Material to process:
========================================

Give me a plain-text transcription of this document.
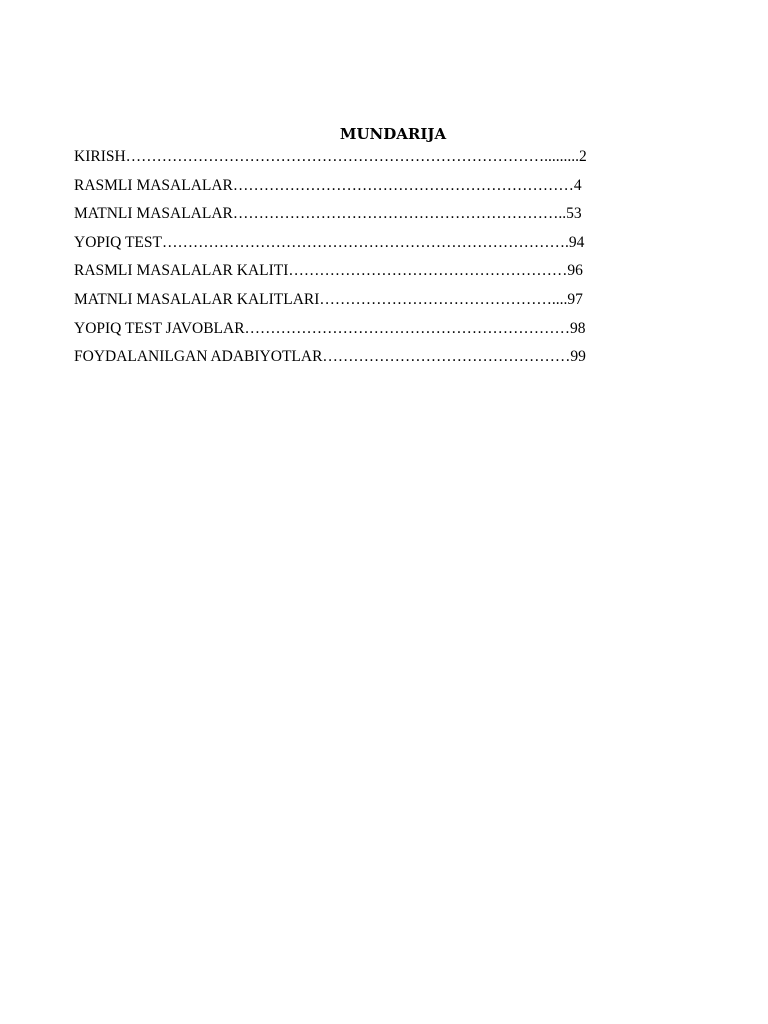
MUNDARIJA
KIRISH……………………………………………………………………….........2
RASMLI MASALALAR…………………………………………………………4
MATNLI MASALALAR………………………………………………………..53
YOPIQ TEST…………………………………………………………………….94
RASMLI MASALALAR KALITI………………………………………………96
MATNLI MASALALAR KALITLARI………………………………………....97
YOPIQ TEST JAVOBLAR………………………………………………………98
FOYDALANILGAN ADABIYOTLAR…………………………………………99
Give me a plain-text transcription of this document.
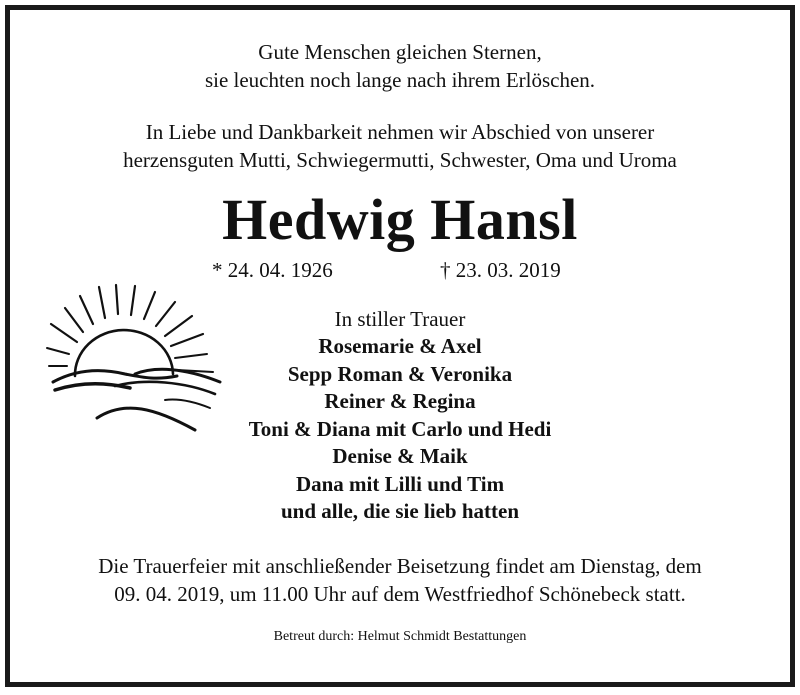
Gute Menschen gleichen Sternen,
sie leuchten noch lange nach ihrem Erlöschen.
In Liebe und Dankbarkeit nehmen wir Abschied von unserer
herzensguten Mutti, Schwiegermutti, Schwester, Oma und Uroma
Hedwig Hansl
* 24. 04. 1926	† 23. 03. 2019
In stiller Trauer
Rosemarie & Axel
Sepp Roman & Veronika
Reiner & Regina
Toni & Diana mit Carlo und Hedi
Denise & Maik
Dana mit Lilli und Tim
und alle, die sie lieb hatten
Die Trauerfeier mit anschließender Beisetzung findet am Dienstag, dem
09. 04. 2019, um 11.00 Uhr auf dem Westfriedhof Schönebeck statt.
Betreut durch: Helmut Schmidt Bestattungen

========================================

Job:
From the entries above, copy every line that holds the word "MASALALAR".

Full output:
RASMLI MASALALAR…………………………………………………………4
MATNLI MASALALAR………………………………………………………..53
RASMLI MASALALAR KALITI………………………………………………96
MATNLI MASALALAR KALITLARI………………………………………....97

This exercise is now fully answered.